Your task is to output the listing word for word, with pictures excluded.

# Listing start

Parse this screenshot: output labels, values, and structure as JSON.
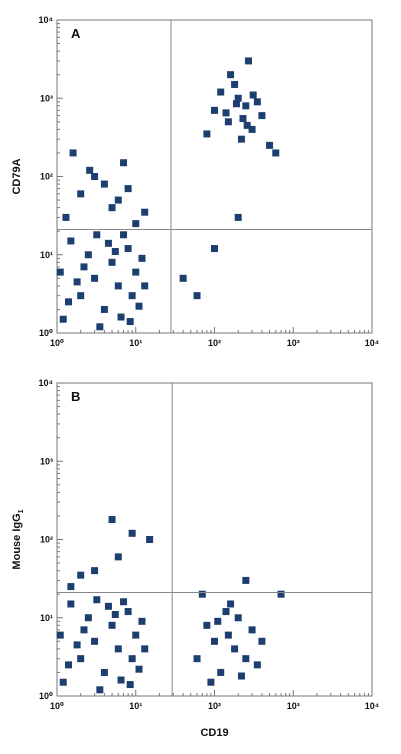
{
  "chart_data": [
    {
      "type": "scatter",
      "panel_label": "A",
      "ylabel": "CD79A",
      "xlog": true,
      "ylog": true,
      "color": "#1c3f70",
      "xlim": [
        1,
        10000
      ],
      "ylim": [
        1,
        10000
      ],
      "xticks": [
        {
          "value": 1,
          "label": "10⁰"
        },
        {
          "value": 10,
          "label": "10¹"
        },
        {
          "value": 100,
          "label": "10²"
        },
        {
          "value": 1000,
          "label": "10³"
        },
        {
          "value": 10000,
          "label": "10⁴"
        }
      ],
      "yticks": [
        {
          "value": 1,
          "label": "10⁰"
        },
        {
          "value": 10,
          "label": "10¹"
        },
        {
          "value": 100,
          "label": "10²"
        },
        {
          "value": 1000,
          "label": "10³"
        },
        {
          "value": 10000,
          "label": "10⁴"
        }
      ],
      "quadrant_x": 28,
      "quadrant_y": 21,
      "x": [
        1.2,
        2,
        3,
        4,
        5,
        6,
        8,
        10,
        1.5,
        2.5,
        3.5,
        7,
        9,
        12,
        1.1,
        1.4,
        2.2,
        4.5,
        6.5,
        11,
        1.8,
        3.2,
        5.5,
        8.5,
        13,
        1.3,
        2,
        3,
        5,
        7,
        10,
        1.6,
        4,
        6,
        13,
        2.6,
        8,
        100,
        150,
        200,
        250,
        300,
        400,
        180,
        220,
        120,
        350,
        500,
        160,
        270,
        80,
        600,
        140,
        230,
        310,
        190,
        260,
        40,
        60,
        100,
        200
      ],
      "values": [
        1.5,
        3,
        5,
        2,
        8,
        4,
        12,
        6,
        15,
        10,
        1.2,
        18,
        3,
        9,
        6,
        2.5,
        7,
        14,
        1.6,
        2.2,
        4.5,
        18,
        11,
        1.4,
        4,
        30,
        60,
        100,
        40,
        150,
        25,
        200,
        80,
        50,
        35,
        120,
        70,
        700,
        500,
        1000,
        800,
        400,
        600,
        1500,
        300,
        1200,
        900,
        250,
        2000,
        3000,
        350,
        200,
        650,
        550,
        1100,
        850,
        450,
        5,
        3,
        12,
        30
      ]
    },
    {
      "type": "scatter",
      "panel_label": "B",
      "ylabel": "Mouse IgG",
      "ylabel_sub": "1",
      "xlabel": "CD19",
      "xlog": true,
      "ylog": true,
      "color": "#1c3f70",
      "xlim": [
        1,
        10000
      ],
      "ylim": [
        1,
        10000
      ],
      "xticks": [
        {
          "value": 1,
          "label": "10⁰"
        },
        {
          "value": 10,
          "label": "10¹"
        },
        {
          "value": 100,
          "label": "10²"
        },
        {
          "value": 1000,
          "label": "10³"
        },
        {
          "value": 10000,
          "label": "10⁴"
        }
      ],
      "yticks": [
        {
          "value": 1,
          "label": "10⁰"
        },
        {
          "value": 10,
          "label": "10¹"
        },
        {
          "value": 100,
          "label": "10²"
        },
        {
          "value": 1000,
          "label": "10³"
        },
        {
          "value": 10000,
          "label": "10⁴"
        }
      ],
      "quadrant_x": 29,
      "quadrant_y": 21,
      "x": [
        1.2,
        2,
        3,
        4,
        5,
        6,
        8,
        10,
        1.5,
        2.5,
        3.5,
        7,
        9,
        12,
        1.1,
        1.4,
        2.2,
        4.5,
        6.5,
        11,
        1.8,
        3.2,
        5.5,
        8.5,
        13,
        60,
        80,
        100,
        120,
        150,
        180,
        200,
        250,
        300,
        400,
        90,
        140,
        220,
        160,
        110,
        350,
        70,
        1.5,
        3,
        6,
        9,
        15,
        2,
        5,
        250,
        700
      ],
      "values": [
        1.5,
        3,
        5,
        2,
        8,
        4,
        12,
        6,
        15,
        10,
        1.2,
        16,
        3,
        9,
        6,
        2.5,
        7,
        14,
        1.6,
        2.2,
        4.5,
        17,
        11,
        1.4,
        4,
        3,
        8,
        5,
        2,
        6,
        4,
        10,
        3,
        7,
        5,
        1.5,
        12,
        1.8,
        15,
        9,
        2.5,
        20,
        25,
        40,
        60,
        120,
        100,
        35,
        180,
        30,
        20
      ]
    }
  ]
}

# Listing end

Task output >>
Parse this screenshot: output labels, values, and structure as JSON.
{
  "chart_data": [
    {
      "type": "scatter",
      "panel_label": "A",
      "ylabel": "CD79A",
      "xlog": true,
      "ylog": true,
      "color": "#1c3f70",
      "xlim": [
        1,
        10000
      ],
      "ylim": [
        1,
        10000
      ],
      "xticks": [
        {
          "value": 1,
          "label": "10⁰"
        },
        {
          "value": 10,
          "label": "10¹"
        },
        {
          "value": 100,
          "label": "10²"
        },
        {
          "value": 1000,
          "label": "10³"
        },
        {
          "value": 10000,
          "label": "10⁴"
        }
      ],
      "yticks": [
        {
          "value": 1,
          "label": "10⁰"
        },
        {
          "value": 10,
          "label": "10¹"
        },
        {
          "value": 100,
          "label": "10²"
        },
        {
          "value": 1000,
          "label": "10³"
        },
        {
          "value": 10000,
          "label": "10⁴"
        }
      ],
      "quadrant_x": 28,
      "quadrant_y": 21,
      "x": [
        1.2,
        2,
        3,
        4,
        5,
        6,
        8,
        10,
        1.5,
        2.5,
        3.5,
        7,
        9,
        12,
        1.1,
        1.4,
        2.2,
        4.5,
        6.5,
        11,
        1.8,
        3.2,
        5.5,
        8.5,
        13,
        1.3,
        2,
        3,
        5,
        7,
        10,
        1.6,
        4,
        6,
        13,
        2.6,
        8,
        100,
        150,
        200,
        250,
        300,
        400,
        180,
        220,
        120,
        350,
        500,
        160,
        270,
        80,
        600,
        140,
        230,
        310,
        190,
        260,
        40,
        60,
        100,
        200
      ],
      "values": [
        1.5,
        3,
        5,
        2,
        8,
        4,
        12,
        6,
        15,
        10,
        1.2,
        18,
        3,
        9,
        6,
        2.5,
        7,
        14,
        1.6,
        2.2,
        4.5,
        18,
        11,
        1.4,
        4,
        30,
        60,
        100,
        40,
        150,
        25,
        200,
        80,
        50,
        35,
        120,
        70,
        700,
        500,
        1000,
        800,
        400,
        600,
        1500,
        300,
        1200,
        900,
        250,
        2000,
        3000,
        350,
        200,
        650,
        550,
        1100,
        850,
        450,
        5,
        3,
        12,
        30
      ]
    },
    {
      "type": "scatter",
      "panel_label": "B",
      "ylabel": "Mouse IgG",
      "ylabel_sub": "1",
      "xlabel": "CD19",
      "xlog": true,
      "ylog": true,
      "color": "#1c3f70",
      "xlim": [
        1,
        10000
      ],
      "ylim": [
        1,
        10000
      ],
      "xticks": [
        {
          "value": 1,
          "label": "10⁰"
        },
        {
          "value": 10,
          "label": "10¹"
        },
        {
          "value": 100,
          "label": "10²"
        },
        {
          "value": 1000,
          "label": "10³"
        },
        {
          "value": 10000,
          "label": "10⁴"
        }
      ],
      "yticks": [
        {
          "value": 1,
          "label": "10⁰"
        },
        {
          "value": 10,
          "label": "10¹"
        },
        {
          "value": 100,
          "label": "10²"
        },
        {
          "value": 1000,
          "label": "10³"
        },
        {
          "value": 10000,
          "label": "10⁴"
        }
      ],
      "quadrant_x": 29,
      "quadrant_y": 21,
      "x": [
        1.2,
        2,
        3,
        4,
        5,
        6,
        8,
        10,
        1.5,
        2.5,
        3.5,
        7,
        9,
        12,
        1.1,
        1.4,
        2.2,
        4.5,
        6.5,
        11,
        1.8,
        3.2,
        5.5,
        8.5,
        13,
        60,
        80,
        100,
        120,
        150,
        180,
        200,
        250,
        300,
        400,
        90,
        140,
        220,
        160,
        110,
        350,
        70,
        1.5,
        3,
        6,
        9,
        15,
        2,
        5,
        250,
        700
      ],
      "values": [
        1.5,
        3,
        5,
        2,
        8,
        4,
        12,
        6,
        15,
        10,
        1.2,
        16,
        3,
        9,
        6,
        2.5,
        7,
        14,
        1.6,
        2.2,
        4.5,
        17,
        11,
        1.4,
        4,
        3,
        8,
        5,
        2,
        6,
        4,
        10,
        3,
        7,
        5,
        1.5,
        12,
        1.8,
        15,
        9,
        2.5,
        20,
        25,
        40,
        60,
        120,
        100,
        35,
        180,
        30,
        20
      ]
    }
  ]
}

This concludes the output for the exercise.